# Recorded data
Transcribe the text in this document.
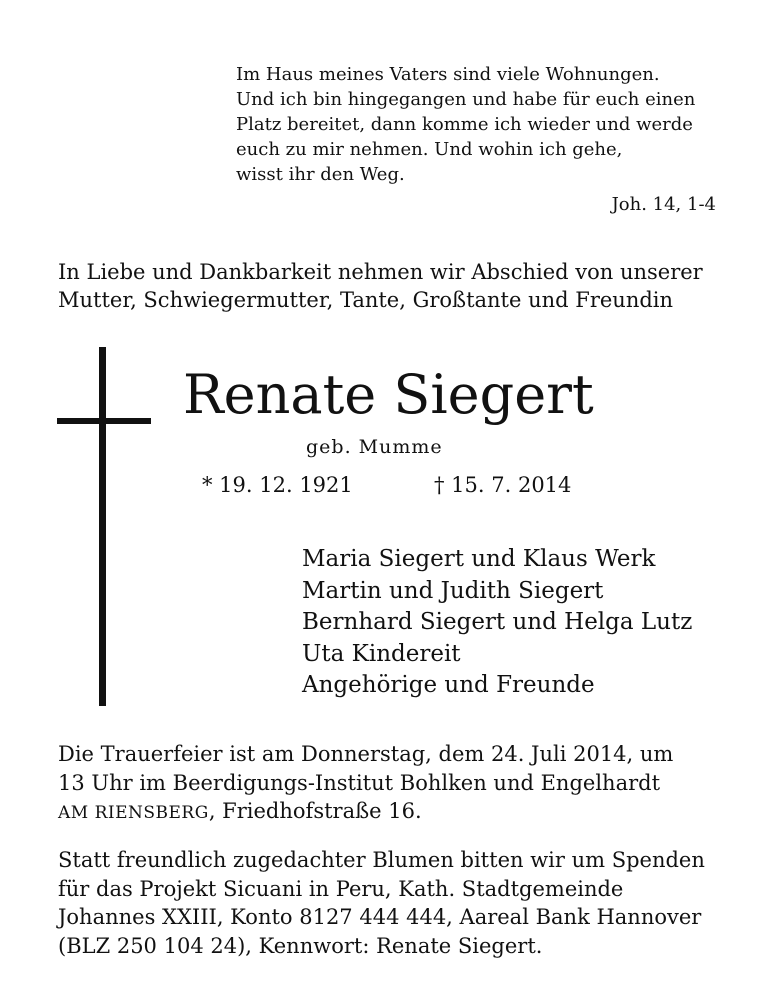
Im Haus meines Vaters sind viele Wohnungen.
Und ich bin hingegangen und habe für euch einen
Platz bereitet, dann komme ich wieder und werde
euch zu mir nehmen. Und wohin ich gehe,
wisst ihr den Weg.
Joh. 14, 1-4
In Liebe und Dankbarkeit nehmen wir Abschied von unserer
Mutter, Schwiegermutter, Tante, Großtante und Freundin
Renate Siegert
geb. Mumme
* 19. 12. 1921	† 15. 7. 2014
Maria Siegert und Klaus Werk
Martin und Judith Siegert
Bernhard Siegert und Helga Lutz
Uta Kindereit
Angehörige und Freunde
Die Trauerfeier ist am Donnerstag, dem 24. Juli 2014, um
13 Uhr im Beerdigungs-Institut Bohlken und Engelhardt
AM RIENSBERG, Friedhofstraße 16.
Statt freundlich zugedachter Blumen bitten wir um Spenden
für das Projekt Sicuani in Peru, Kath. Stadtgemeinde
Johannes XXIII, Konto 8127 444 444, Aareal Bank Hannover
(BLZ 250 104 24), Kennwort: Renate Siegert.
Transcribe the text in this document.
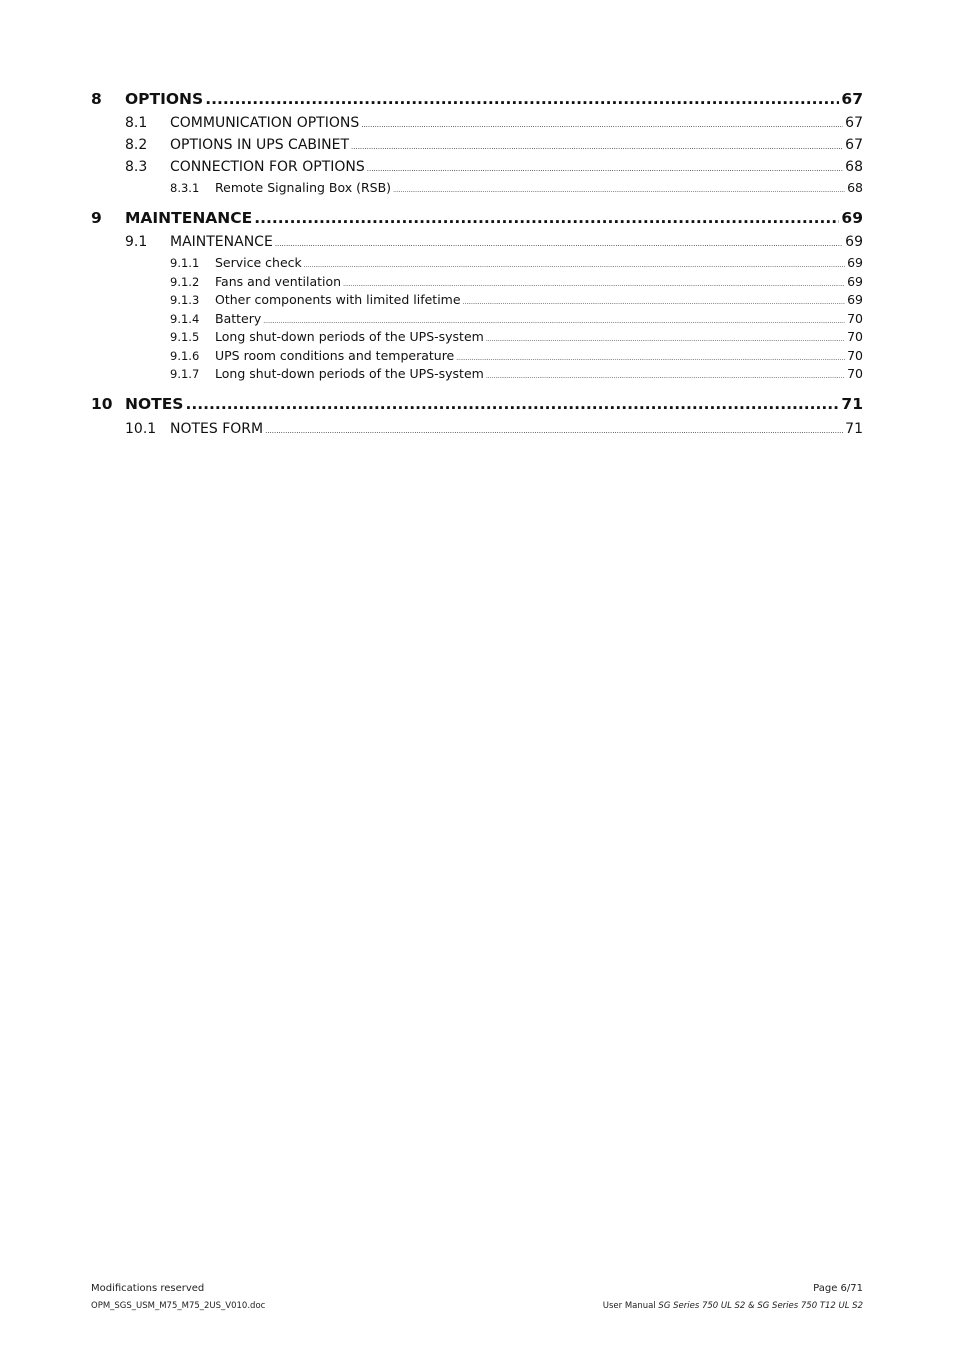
8	OPTIONS .....	67
8.1	COMMUNICATION OPTIONS .....	67
8.2	OPTIONS IN UPS CABINET .....	67
8.3	CONNECTION FOR OPTIONS .....	68
8.3.1	Remote Signaling Box (RSB) .....	68
9	MAINTENANCE .....	69
9.1	MAINTENANCE .....	69
9.1.1	Service check .....	69
9.1.2	Fans and ventilation .....	69
9.1.3	Other components with limited lifetime .....	69
9.1.4	Battery .....	70
9.1.5	Long shut-down periods of the UPS-system .....	70
9.1.6	UPS room conditions and temperature .....	70
9.1.7	Long shut-down periods of the UPS-system .....	70
10 NOTES .....	71
10.1 NOTES FORM .....	71
Modifications reserved	Page 6/71
OPM_SGS_USM_M75_M75_2US_V010.doc	User Manual SG Series 750 UL S2 & SG Series 750 T12 UL S2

# Task goal
Repeat the material above verbatim, with no pictures in the output.

# Correct result
Transcribe the text in this document.
Im Haus meines Vaters sind viele Wohnungen.
Und ich bin hingegangen und habe für euch einen
Platz bereitet, dann komme ich wieder und werde
euch zu mir nehmen. Und wohin ich gehe,
wisst ihr den Weg.
Joh. 14, 1-4
In Liebe und Dankbarkeit nehmen wir Abschied von unserer
Mutter, Schwiegermutter, Tante, Großtante und Freundin
Renate Siegert
geb. Mumme
* 19. 12. 1921	† 15. 7. 2014
Maria Siegert und Klaus Werk
Martin und Judith Siegert
Bernhard Siegert und Helga Lutz
Uta Kindereit
Angehörige und Freunde
Die Trauerfeier ist am Donnerstag, dem 24. Juli 2014, um
13 Uhr im Beerdigungs-Institut Bohlken und Engelhardt
AM RIENSBERG, Friedhofstraße 16.
Statt freundlich zugedachter Blumen bitten wir um Spenden
für das Projekt Sicuani in Peru, Kath. Stadtgemeinde
Johannes XXIII, Konto 8127 444 444, Aareal Bank Hannover
(BLZ 250 104 24), Kennwort: Renate Siegert.
Transcribe the text in this document.
8	OPTIONS .....	67
8.1	COMMUNICATION OPTIONS .....	67
8.2	OPTIONS IN UPS CABINET .....	67
8.3	CONNECTION FOR OPTIONS .....	68
8.3.1	Remote Signaling Box (RSB) .....	68
9	MAINTENANCE .....	69
9.1	MAINTENANCE .....	69
9.1.1	Service check .....	69
9.1.2	Fans and ventilation .....	69
9.1.3	Other components with limited lifetime .....	69
9.1.4	Battery .....	70
9.1.5	Long shut-down periods of the UPS-system .....	70
9.1.6	UPS room conditions and temperature .....	70
9.1.7	Long shut-down periods of the UPS-system .....	70
10 NOTES .....	71
10.1 NOTES FORM .....	71
Modifications reserved	Page 6/71
OPM_SGS_USM_M75_M75_2US_V010.doc	User Manual SG Series 750 UL S2 & SG Series 750 T12 UL S2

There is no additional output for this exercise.